▶ [Your goal] Rewrite each line of the listing below as one string in a JSON list, skipping blank lines and omitting the pictures.

(Box annotation data)
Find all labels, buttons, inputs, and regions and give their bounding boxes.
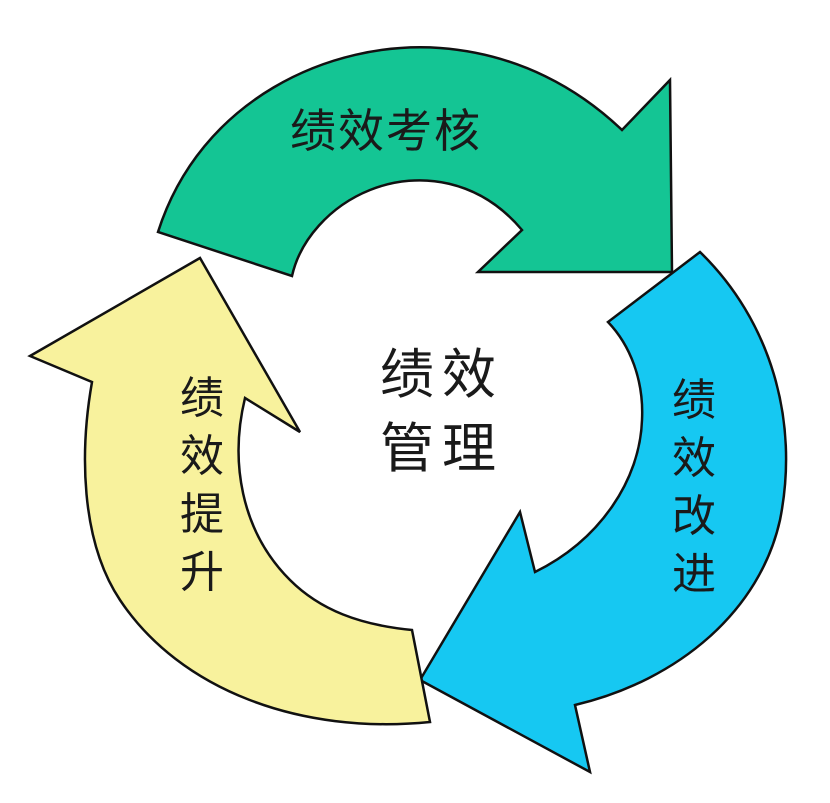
arrow-improvement <box>418 250 788 775</box>
arrow-enhancement <box>27 256 432 726</box>
label-assessment: 绩效考核 <box>290 104 482 158</box>
center-title: 绩效管理 <box>380 343 504 480</box>
label-enhancement: 绩效提升 <box>180 373 224 598</box>
label-improvement: 绩效改进 <box>672 375 716 600</box>
arrow-assessment <box>156 46 674 278</box>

▶ [Worked solution]
[
  "Find all labels, buttons, inputs, and regions and give their bounding boxes.",
  "arrow-improvement <box>418 250 788 775</box>",
  "arrow-enhancement <box>27 256 432 726</box>",
  "label-assessment: 绩效考核 <box>290 104 482 158</box>",
  "center-title: 绩效管理 <box>380 343 504 480</box>",
  "label-enhancement: 绩效提升 <box>180 373 224 598</box>",
  "label-improvement: 绩效改进 <box>672 375 716 600</box>",
  "arrow-assessment <box>156 46 674 278</box>"
]